◆ Problem requirements
Omit the images, then print each record below exactly as it reads.

Dataset entries:
☆ ☆ ☆ ☆
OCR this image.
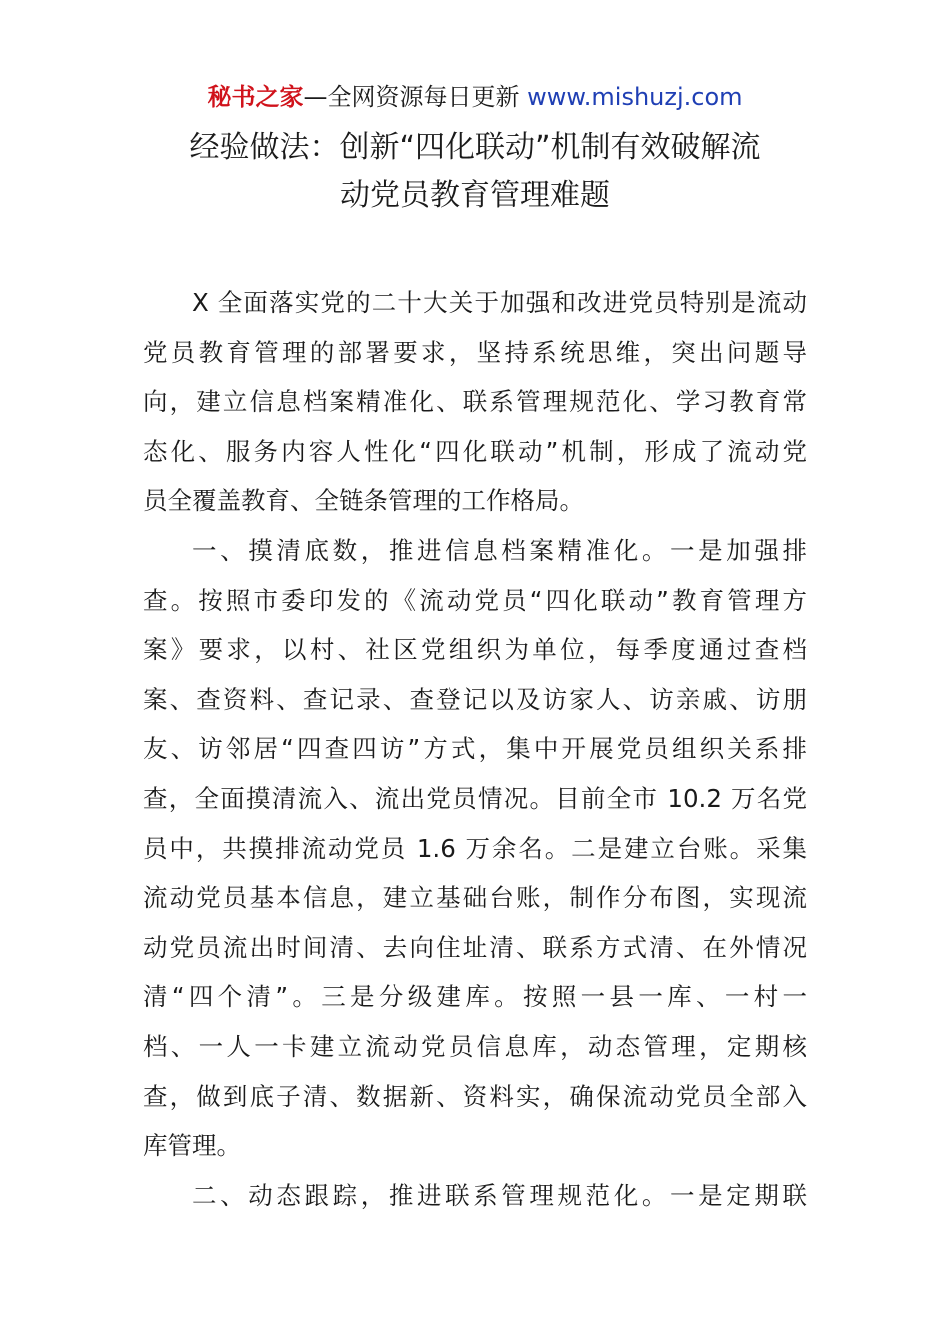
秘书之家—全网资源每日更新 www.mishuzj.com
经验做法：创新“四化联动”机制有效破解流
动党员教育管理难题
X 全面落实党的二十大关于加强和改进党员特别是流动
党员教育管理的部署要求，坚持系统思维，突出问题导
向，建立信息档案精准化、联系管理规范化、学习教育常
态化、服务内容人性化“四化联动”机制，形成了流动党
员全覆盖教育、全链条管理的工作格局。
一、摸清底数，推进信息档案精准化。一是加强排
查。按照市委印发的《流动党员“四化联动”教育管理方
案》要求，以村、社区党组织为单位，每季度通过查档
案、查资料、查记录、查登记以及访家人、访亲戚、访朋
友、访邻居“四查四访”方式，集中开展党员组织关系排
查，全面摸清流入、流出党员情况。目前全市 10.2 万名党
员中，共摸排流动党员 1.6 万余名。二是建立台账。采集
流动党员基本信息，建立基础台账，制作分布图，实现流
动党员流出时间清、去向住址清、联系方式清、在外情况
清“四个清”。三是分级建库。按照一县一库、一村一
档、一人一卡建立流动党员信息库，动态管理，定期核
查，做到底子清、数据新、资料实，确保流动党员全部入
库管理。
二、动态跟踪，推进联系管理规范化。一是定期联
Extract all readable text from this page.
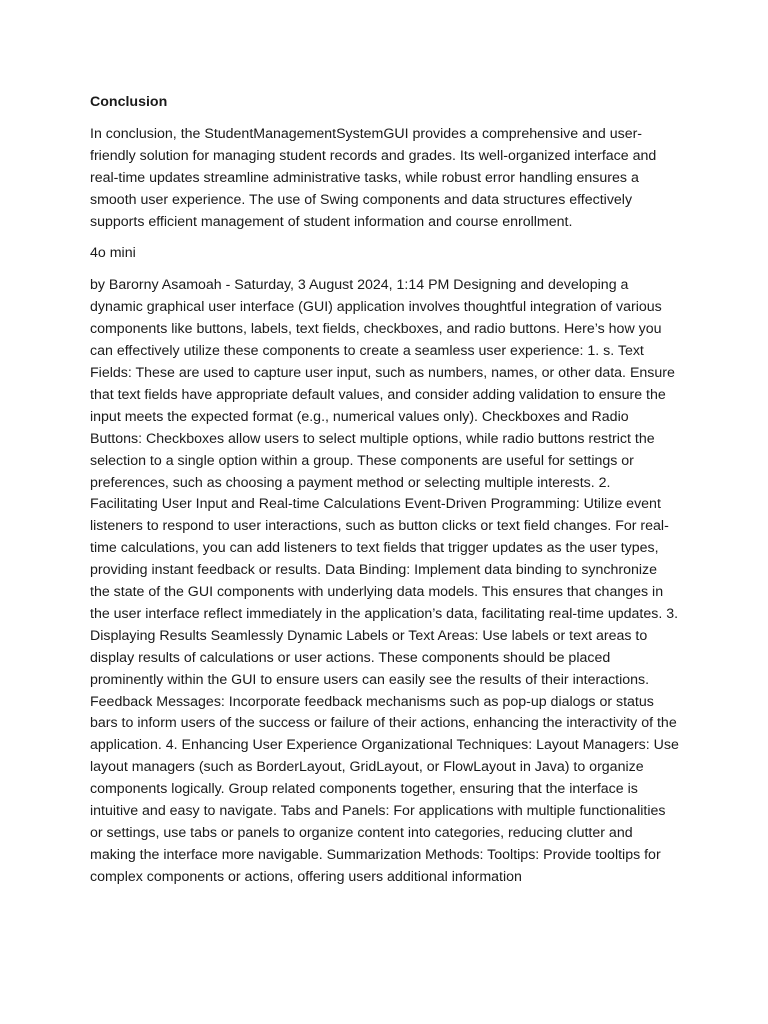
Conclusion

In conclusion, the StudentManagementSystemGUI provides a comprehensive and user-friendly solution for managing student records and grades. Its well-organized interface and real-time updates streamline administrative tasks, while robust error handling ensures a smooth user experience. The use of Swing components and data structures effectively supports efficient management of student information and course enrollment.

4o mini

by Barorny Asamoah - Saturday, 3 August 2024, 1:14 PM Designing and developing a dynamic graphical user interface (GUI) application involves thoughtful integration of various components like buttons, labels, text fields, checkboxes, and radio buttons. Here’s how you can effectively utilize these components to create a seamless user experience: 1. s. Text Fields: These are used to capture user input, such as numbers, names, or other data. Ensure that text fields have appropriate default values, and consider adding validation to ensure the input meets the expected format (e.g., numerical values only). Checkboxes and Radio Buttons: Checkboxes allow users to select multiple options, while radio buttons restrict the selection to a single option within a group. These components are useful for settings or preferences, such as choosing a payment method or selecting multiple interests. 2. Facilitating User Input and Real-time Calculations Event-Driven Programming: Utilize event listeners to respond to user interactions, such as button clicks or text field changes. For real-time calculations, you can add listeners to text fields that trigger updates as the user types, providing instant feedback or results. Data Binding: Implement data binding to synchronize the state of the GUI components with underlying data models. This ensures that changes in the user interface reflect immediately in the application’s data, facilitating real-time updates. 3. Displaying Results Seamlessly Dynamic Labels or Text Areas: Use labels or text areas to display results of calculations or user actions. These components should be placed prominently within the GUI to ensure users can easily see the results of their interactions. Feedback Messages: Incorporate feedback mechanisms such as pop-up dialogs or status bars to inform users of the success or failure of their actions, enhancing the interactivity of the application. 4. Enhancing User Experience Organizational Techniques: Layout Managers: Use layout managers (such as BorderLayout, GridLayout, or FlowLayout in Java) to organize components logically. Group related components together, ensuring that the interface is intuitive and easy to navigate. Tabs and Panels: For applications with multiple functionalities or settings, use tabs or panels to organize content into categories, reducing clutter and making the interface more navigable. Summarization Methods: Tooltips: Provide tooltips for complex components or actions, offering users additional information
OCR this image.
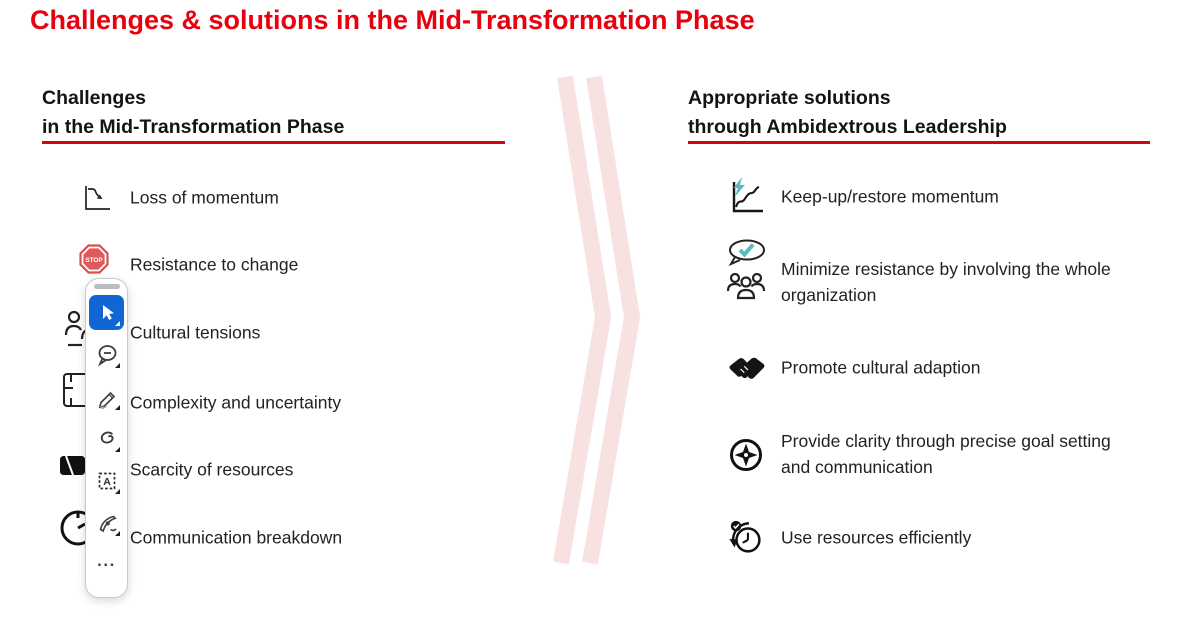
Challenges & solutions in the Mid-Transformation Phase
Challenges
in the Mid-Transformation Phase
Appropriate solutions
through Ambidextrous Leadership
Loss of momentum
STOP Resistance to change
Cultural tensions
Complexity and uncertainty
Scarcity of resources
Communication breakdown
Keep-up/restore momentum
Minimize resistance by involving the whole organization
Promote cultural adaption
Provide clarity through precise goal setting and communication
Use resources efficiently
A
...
☆ ☆ ☆ ☆
◆ Task answer
OCR this image.
秘书之家—全网资源每日更新 www.mishuzj.com
经验做法：创新“四化联动”机制有效破解流
动党员教育管理难题
X 全面落实党的二十大关于加强和改进党员特别是流动
党员教育管理的部署要求，坚持系统思维，突出问题导
向，建立信息档案精准化、联系管理规范化、学习教育常
态化、服务内容人性化“四化联动”机制，形成了流动党
员全覆盖教育、全链条管理的工作格局。
一、摸清底数，推进信息档案精准化。一是加强排
查。按照市委印发的《流动党员“四化联动”教育管理方
案》要求，以村、社区党组织为单位，每季度通过查档
案、查资料、查记录、查登记以及访家人、访亲戚、访朋
友、访邻居“四查四访”方式，集中开展党员组织关系排
查，全面摸清流入、流出党员情况。目前全市 10.2 万名党
员中，共摸排流动党员 1.6 万余名。二是建立台账。采集
流动党员基本信息，建立基础台账，制作分布图，实现流
动党员流出时间清、去向住址清、联系方式清、在外情况
清“四个清”。三是分级建库。按照一县一库、一村一
档、一人一卡建立流动党员信息库，动态管理，定期核
查，做到底子清、数据新、资料实，确保流动党员全部入
库管理。
二、动态跟踪，推进联系管理规范化。一是定期联
Extract all readable text from this page.
Conclusion

In conclusion, the StudentManagementSystemGUI provides a comprehensive and user-friendly solution for managing student records and grades. Its well-organized interface and real-time updates streamline administrative tasks, while robust error handling ensures a smooth user experience. The use of Swing components and data structures effectively supports efficient management of student information and course enrollment.

4o mini

by Barorny Asamoah - Saturday, 3 August 2024, 1:14 PM Designing and developing a dynamic graphical user interface (GUI) application involves thoughtful integration of various components like buttons, labels, text fields, checkboxes, and radio buttons. Here’s how you can effectively utilize these components to create a seamless user experience: 1. s. Text Fields: These are used to capture user input, such as numbers, names, or other data. Ensure that text fields have appropriate default values, and consider adding validation to ensure the input meets the expected format (e.g., numerical values only). Checkboxes and Radio Buttons: Checkboxes allow users to select multiple options, while radio buttons restrict the selection to a single option within a group. These components are useful for settings or preferences, such as choosing a payment method or selecting multiple interests. 2. Facilitating User Input and Real-time Calculations Event-Driven Programming: Utilize event listeners to respond to user interactions, such as button clicks or text field changes. For real-time calculations, you can add listeners to text fields that trigger updates as the user types, providing instant feedback or results. Data Binding: Implement data binding to synchronize the state of the GUI components with underlying data models. This ensures that changes in the user interface reflect immediately in the application’s data, facilitating real-time updates. 3. Displaying Results Seamlessly Dynamic Labels or Text Areas: Use labels or text areas to display results of calculations or user actions. These components should be placed prominently within the GUI to ensure users can easily see the results of their interactions. Feedback Messages: Incorporate feedback mechanisms such as pop-up dialogs or status bars to inform users of the success or failure of their actions, enhancing the interactivity of the application. 4. Enhancing User Experience Organizational Techniques: Layout Managers: Use layout managers (such as BorderLayout, GridLayout, or FlowLayout in Java) to organize components logically. Group related components together, ensuring that the interface is intuitive and easy to navigate. Tabs and Panels: For applications with multiple functionalities or settings, use tabs or panels to organize content into categories, reducing clutter and making the interface more navigable. Summarization Methods: Tooltips: Provide tooltips for complex components or actions, offering users additional information
OCR this image.
Challenges & solutions in the Mid-Transformation Phase
Challenges
in the Mid-Transformation Phase
Appropriate solutions
through Ambidextrous Leadership
Loss of momentum
STOP Resistance to change
Cultural tensions
Complexity and uncertainty
Scarcity of resources
Communication breakdown
Keep-up/restore momentum
Minimize resistance by involving the whole organization
Promote cultural adaption
Provide clarity through precise goal setting and communication
Use resources efficiently
A
...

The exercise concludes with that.